### What the task requires
Restate the entries word for word, omitting nothing.

━━━━━━

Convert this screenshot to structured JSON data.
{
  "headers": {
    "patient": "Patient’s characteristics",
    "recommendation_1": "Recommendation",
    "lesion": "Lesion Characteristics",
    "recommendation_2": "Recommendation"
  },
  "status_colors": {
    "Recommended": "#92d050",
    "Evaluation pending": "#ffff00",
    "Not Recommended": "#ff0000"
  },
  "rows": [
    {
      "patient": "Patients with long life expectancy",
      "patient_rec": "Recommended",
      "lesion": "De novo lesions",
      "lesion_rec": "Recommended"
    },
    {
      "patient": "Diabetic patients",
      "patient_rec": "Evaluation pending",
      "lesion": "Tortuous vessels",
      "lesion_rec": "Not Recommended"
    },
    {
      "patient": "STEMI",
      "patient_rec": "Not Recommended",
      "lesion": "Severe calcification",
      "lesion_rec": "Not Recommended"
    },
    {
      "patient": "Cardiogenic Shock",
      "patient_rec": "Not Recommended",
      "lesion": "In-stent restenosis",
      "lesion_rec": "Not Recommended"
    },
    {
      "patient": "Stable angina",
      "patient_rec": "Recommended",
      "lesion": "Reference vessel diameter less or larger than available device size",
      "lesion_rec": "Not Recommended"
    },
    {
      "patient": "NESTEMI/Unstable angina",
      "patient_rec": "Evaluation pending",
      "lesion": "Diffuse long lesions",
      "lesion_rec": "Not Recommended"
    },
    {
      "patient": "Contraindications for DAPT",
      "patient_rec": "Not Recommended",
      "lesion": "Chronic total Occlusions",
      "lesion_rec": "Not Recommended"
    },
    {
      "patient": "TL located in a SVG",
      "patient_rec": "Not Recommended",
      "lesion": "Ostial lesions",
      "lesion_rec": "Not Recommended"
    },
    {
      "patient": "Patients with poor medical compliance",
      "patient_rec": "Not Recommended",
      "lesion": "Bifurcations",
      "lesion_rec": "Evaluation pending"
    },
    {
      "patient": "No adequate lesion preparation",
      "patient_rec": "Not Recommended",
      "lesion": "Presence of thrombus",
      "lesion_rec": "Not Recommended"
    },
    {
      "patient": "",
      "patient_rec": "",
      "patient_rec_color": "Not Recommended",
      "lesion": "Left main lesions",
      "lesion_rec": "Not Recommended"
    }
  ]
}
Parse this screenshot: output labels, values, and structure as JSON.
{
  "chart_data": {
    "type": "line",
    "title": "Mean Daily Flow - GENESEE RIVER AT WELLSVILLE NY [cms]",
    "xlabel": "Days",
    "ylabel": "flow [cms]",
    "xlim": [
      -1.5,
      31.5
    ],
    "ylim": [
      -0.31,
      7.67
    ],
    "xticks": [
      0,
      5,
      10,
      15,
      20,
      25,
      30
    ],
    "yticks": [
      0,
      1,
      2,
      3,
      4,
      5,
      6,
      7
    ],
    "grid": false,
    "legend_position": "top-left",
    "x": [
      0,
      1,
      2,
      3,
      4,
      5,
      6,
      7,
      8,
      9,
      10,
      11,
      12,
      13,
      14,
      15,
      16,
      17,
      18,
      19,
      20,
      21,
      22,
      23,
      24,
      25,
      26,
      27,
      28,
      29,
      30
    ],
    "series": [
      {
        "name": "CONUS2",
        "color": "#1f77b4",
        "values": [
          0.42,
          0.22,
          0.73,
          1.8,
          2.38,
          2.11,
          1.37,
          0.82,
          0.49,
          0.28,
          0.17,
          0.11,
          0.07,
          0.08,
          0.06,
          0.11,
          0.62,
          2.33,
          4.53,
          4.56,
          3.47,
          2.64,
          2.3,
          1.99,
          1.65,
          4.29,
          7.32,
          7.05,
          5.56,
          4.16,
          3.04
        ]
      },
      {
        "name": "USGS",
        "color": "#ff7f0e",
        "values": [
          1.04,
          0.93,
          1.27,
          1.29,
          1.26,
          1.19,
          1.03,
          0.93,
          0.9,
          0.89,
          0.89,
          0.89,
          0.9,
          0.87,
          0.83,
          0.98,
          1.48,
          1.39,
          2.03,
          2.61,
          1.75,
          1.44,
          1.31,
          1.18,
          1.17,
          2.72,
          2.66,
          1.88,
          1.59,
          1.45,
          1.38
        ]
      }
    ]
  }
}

━━━━━━

### Task output
Convert this screenshot to structured JSON data.
{
  "headers": {
    "patient": "Patient’s characteristics",
    "recommendation_1": "Recommendation",
    "lesion": "Lesion Characteristics",
    "recommendation_2": "Recommendation"
  },
  "status_colors": {
    "Recommended": "#92d050",
    "Evaluation pending": "#ffff00",
    "Not Recommended": "#ff0000"
  },
  "rows": [
    {
      "patient": "Patients with long life expectancy",
      "patient_rec": "Recommended",
      "lesion": "De novo lesions",
      "lesion_rec": "Recommended"
    },
    {
      "patient": "Diabetic patients",
      "patient_rec": "Evaluation pending",
      "lesion": "Tortuous vessels",
      "lesion_rec": "Not Recommended"
    },
    {
      "patient": "STEMI",
      "patient_rec": "Not Recommended",
      "lesion": "Severe calcification",
      "lesion_rec": "Not Recommended"
    },
    {
      "patient": "Cardiogenic Shock",
      "patient_rec": "Not Recommended",
      "lesion": "In-stent restenosis",
      "lesion_rec": "Not Recommended"
    },
    {
      "patient": "Stable angina",
      "patient_rec": "Recommended",
      "lesion": "Reference vessel diameter less or larger than available device size",
      "lesion_rec": "Not Recommended"
    },
    {
      "patient": "NESTEMI/Unstable angina",
      "patient_rec": "Evaluation pending",
      "lesion": "Diffuse long lesions",
      "lesion_rec": "Not Recommended"
    },
    {
      "patient": "Contraindications for DAPT",
      "patient_rec": "Not Recommended",
      "lesion": "Chronic total Occlusions",
      "lesion_rec": "Not Recommended"
    },
    {
      "patient": "TL located in a SVG",
      "patient_rec": "Not Recommended",
      "lesion": "Ostial lesions",
      "lesion_rec": "Not Recommended"
    },
    {
      "patient": "Patients with poor medical compliance",
      "patient_rec": "Not Recommended",
      "lesion": "Bifurcations",
      "lesion_rec": "Evaluation pending"
    },
    {
      "patient": "No adequate lesion preparation",
      "patient_rec": "Not Recommended",
      "lesion": "Presence of thrombus",
      "lesion_rec": "Not Recommended"
    },
    {
      "patient": "",
      "patient_rec": "",
      "patient_rec_color": "Not Recommended",
      "lesion": "Left main lesions",
      "lesion_rec": "Not Recommended"
    }
  ]
}
Parse this screenshot: output labels, values, and structure as JSON.
{
  "chart_data": {
    "type": "line",
    "title": "Mean Daily Flow - GENESEE RIVER AT WELLSVILLE NY [cms]",
    "xlabel": "Days",
    "ylabel": "flow [cms]",
    "xlim": [
      -1.5,
      31.5
    ],
    "ylim": [
      -0.31,
      7.67
    ],
    "xticks": [
      0,
      5,
      10,
      15,
      20,
      25,
      30
    ],
    "yticks": [
      0,
      1,
      2,
      3,
      4,
      5,
      6,
      7
    ],
    "grid": false,
    "legend_position": "top-left",
    "x": [
      0,
      1,
      2,
      3,
      4,
      5,
      6,
      7,
      8,
      9,
      10,
      11,
      12,
      13,
      14,
      15,
      16,
      17,
      18,
      19,
      20,
      21,
      22,
      23,
      24,
      25,
      26,
      27,
      28,
      29,
      30
    ],
    "series": [
      {
        "name": "CONUS2",
        "color": "#1f77b4",
        "values": [
          0.42,
          0.22,
          0.73,
          1.8,
          2.38,
          2.11,
          1.37,
          0.82,
          0.49,
          0.28,
          0.17,
          0.11,
          0.07,
          0.08,
          0.06,
          0.11,
          0.62,
          2.33,
          4.53,
          4.56,
          3.47,
          2.64,
          2.3,
          1.99,
          1.65,
          4.29,
          7.32,
          7.05,
          5.56,
          4.16,
          3.04
        ]
      },
      {
        "name": "USGS",
        "color": "#ff7f0e",
        "values": [
          1.04,
          0.93,
          1.27,
          1.29,
          1.26,
          1.19,
          1.03,
          0.93,
          0.9,
          0.89,
          0.89,
          0.89,
          0.9,
          0.87,
          0.83,
          0.98,
          1.48,
          1.39,
          2.03,
          2.61,
          1.75,
          1.44,
          1.31,
          1.18,
          1.17,
          2.72,
          2.66,
          1.88,
          1.59,
          1.45,
          1.38
        ]
      }
    ]
  }
}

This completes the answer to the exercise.